**EXERCISE DIRECTIONS**
Write every entry out again exactly, please, and skip the pictures.

**EXERCISE MATERIALS**
--*--
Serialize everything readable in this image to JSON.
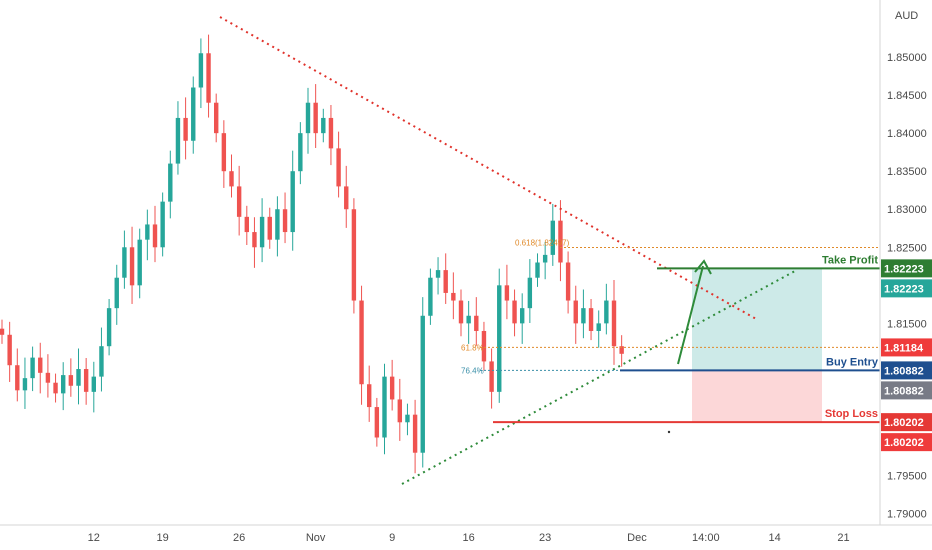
{
  "chart_data": {
    "type": "candlestick",
    "currency": "AUD",
    "ylim": [
      1.7885,
      1.8575
    ],
    "y_ticks": [
      "1.85000",
      "1.84500",
      "1.84000",
      "1.83500",
      "1.83000",
      "1.82500",
      "1.81500",
      "1.79500",
      "1.79000"
    ],
    "y_tick_values": [
      1.85,
      1.845,
      1.84,
      1.835,
      1.83,
      1.825,
      1.815,
      1.795,
      1.79
    ],
    "x_ticks": [
      {
        "label": "12",
        "index": 12
      },
      {
        "label": "19",
        "index": 21
      },
      {
        "label": "26",
        "index": 31
      },
      {
        "label": "Nov",
        "index": 41
      },
      {
        "label": "9",
        "index": 51
      },
      {
        "label": "16",
        "index": 61
      },
      {
        "label": "23",
        "index": 71
      },
      {
        "label": "Dec",
        "index": 83
      },
      {
        "label": "14:00",
        "index": 92
      },
      {
        "label": "14",
        "index": 101
      },
      {
        "label": "21",
        "index": 110
      }
    ],
    "closes": [
      1.8135,
      1.8095,
      1.8062,
      1.8078,
      1.8105,
      1.8085,
      1.8072,
      1.8058,
      1.8082,
      1.8068,
      1.809,
      1.806,
      1.808,
      1.812,
      1.817,
      1.821,
      1.825,
      1.82,
      1.826,
      1.828,
      1.825,
      1.831,
      1.836,
      1.842,
      1.839,
      1.846,
      1.8505,
      1.844,
      1.84,
      1.835,
      1.833,
      1.829,
      1.827,
      1.825,
      1.829,
      1.826,
      1.83,
      1.827,
      1.835,
      1.84,
      1.844,
      1.84,
      1.842,
      1.838,
      1.833,
      1.83,
      1.818,
      1.807,
      1.804,
      1.8,
      1.808,
      1.805,
      1.802,
      1.803,
      1.798,
      1.816,
      1.821,
      1.822,
      1.819,
      1.818,
      1.815,
      1.816,
      1.814,
      1.81,
      1.806,
      1.82,
      1.818,
      1.815,
      1.817,
      1.821,
      1.823,
      1.824,
      1.8285,
      1.823,
      1.818,
      1.815,
      1.817,
      1.814,
      1.815,
      1.818,
      1.812,
      1.811
    ],
    "series": [
      {
        "name": "up",
        "color": "#26a69a"
      },
      {
        "name": "down",
        "color": "#ef5350"
      }
    ],
    "price_tags": [
      {
        "label": "1.82223",
        "value": 1.82223,
        "color": "#2e7d32"
      },
      {
        "label": "1.82223",
        "value": 1.82223,
        "color": "#26a69a",
        "offset": 1
      },
      {
        "label": "1.81184",
        "value": 1.81184,
        "color": "#ef3b3b"
      },
      {
        "label": "1.80882",
        "value": 1.80882,
        "color": "#1e4f8f"
      },
      {
        "label": "1.80882",
        "value": 1.80882,
        "color": "#787b86",
        "offset": 1
      },
      {
        "label": "1.80202",
        "value": 1.80202,
        "color": "#e53935"
      },
      {
        "label": "1.80202",
        "value": 1.80202,
        "color": "#ef3b3b",
        "offset": 1
      }
    ],
    "annotations": {
      "take_profit": {
        "label": "Take Profit",
        "value": 1.82223,
        "color": "#2e7d32"
      },
      "buy_entry": {
        "label": "Buy Entry",
        "value": 1.80882,
        "color": "#1e4f8f"
      },
      "stop_loss": {
        "label": "Stop Loss",
        "value": 1.80202,
        "color": "#e53935"
      },
      "fib_618": {
        "label": "0.618(1.82497)",
        "value": 1.82497
      },
      "fib_618_short": {
        "label": "61.8%",
        "value": 1.81184
      },
      "fib_764": {
        "label": "76.4%",
        "value": 1.80882
      }
    },
    "colors": {
      "up": "#26a69a",
      "down": "#ef5350",
      "reward_zone": "#cdeae8",
      "risk_zone": "#fcd7d8",
      "trend": "#e0322b",
      "support": "#2e8b3a"
    }
  }
}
--*--
**SOLUTION TO THE EXERCISE**
Serialize everything readable in this image to JSON.
{
  "chart_data": {
    "type": "candlestick",
    "currency": "AUD",
    "ylim": [
      1.7885,
      1.8575
    ],
    "y_ticks": [
      "1.85000",
      "1.84500",
      "1.84000",
      "1.83500",
      "1.83000",
      "1.82500",
      "1.81500",
      "1.79500",
      "1.79000"
    ],
    "y_tick_values": [
      1.85,
      1.845,
      1.84,
      1.835,
      1.83,
      1.825,
      1.815,
      1.795,
      1.79
    ],
    "x_ticks": [
      {
        "label": "12",
        "index": 12
      },
      {
        "label": "19",
        "index": 21
      },
      {
        "label": "26",
        "index": 31
      },
      {
        "label": "Nov",
        "index": 41
      },
      {
        "label": "9",
        "index": 51
      },
      {
        "label": "16",
        "index": 61
      },
      {
        "label": "23",
        "index": 71
      },
      {
        "label": "Dec",
        "index": 83
      },
      {
        "label": "14:00",
        "index": 92
      },
      {
        "label": "14",
        "index": 101
      },
      {
        "label": "21",
        "index": 110
      }
    ],
    "closes": [
      1.8135,
      1.8095,
      1.8062,
      1.8078,
      1.8105,
      1.8085,
      1.8072,
      1.8058,
      1.8082,
      1.8068,
      1.809,
      1.806,
      1.808,
      1.812,
      1.817,
      1.821,
      1.825,
      1.82,
      1.826,
      1.828,
      1.825,
      1.831,
      1.836,
      1.842,
      1.839,
      1.846,
      1.8505,
      1.844,
      1.84,
      1.835,
      1.833,
      1.829,
      1.827,
      1.825,
      1.829,
      1.826,
      1.83,
      1.827,
      1.835,
      1.84,
      1.844,
      1.84,
      1.842,
      1.838,
      1.833,
      1.83,
      1.818,
      1.807,
      1.804,
      1.8,
      1.808,
      1.805,
      1.802,
      1.803,
      1.798,
      1.816,
      1.821,
      1.822,
      1.819,
      1.818,
      1.815,
      1.816,
      1.814,
      1.81,
      1.806,
      1.82,
      1.818,
      1.815,
      1.817,
      1.821,
      1.823,
      1.824,
      1.8285,
      1.823,
      1.818,
      1.815,
      1.817,
      1.814,
      1.815,
      1.818,
      1.812,
      1.811
    ],
    "series": [
      {
        "name": "up",
        "color": "#26a69a"
      },
      {
        "name": "down",
        "color": "#ef5350"
      }
    ],
    "price_tags": [
      {
        "label": "1.82223",
        "value": 1.82223,
        "color": "#2e7d32"
      },
      {
        "label": "1.82223",
        "value": 1.82223,
        "color": "#26a69a",
        "offset": 1
      },
      {
        "label": "1.81184",
        "value": 1.81184,
        "color": "#ef3b3b"
      },
      {
        "label": "1.80882",
        "value": 1.80882,
        "color": "#1e4f8f"
      },
      {
        "label": "1.80882",
        "value": 1.80882,
        "color": "#787b86",
        "offset": 1
      },
      {
        "label": "1.80202",
        "value": 1.80202,
        "color": "#e53935"
      },
      {
        "label": "1.80202",
        "value": 1.80202,
        "color": "#ef3b3b",
        "offset": 1
      }
    ],
    "annotations": {
      "take_profit": {
        "label": "Take Profit",
        "value": 1.82223,
        "color": "#2e7d32"
      },
      "buy_entry": {
        "label": "Buy Entry",
        "value": 1.80882,
        "color": "#1e4f8f"
      },
      "stop_loss": {
        "label": "Stop Loss",
        "value": 1.80202,
        "color": "#e53935"
      },
      "fib_618": {
        "label": "0.618(1.82497)",
        "value": 1.82497
      },
      "fib_618_short": {
        "label": "61.8%",
        "value": 1.81184
      },
      "fib_764": {
        "label": "76.4%",
        "value": 1.80882
      }
    },
    "colors": {
      "up": "#26a69a",
      "down": "#ef5350",
      "reward_zone": "#cdeae8",
      "risk_zone": "#fcd7d8",
      "trend": "#e0322b",
      "support": "#2e8b3a"
    }
  }
}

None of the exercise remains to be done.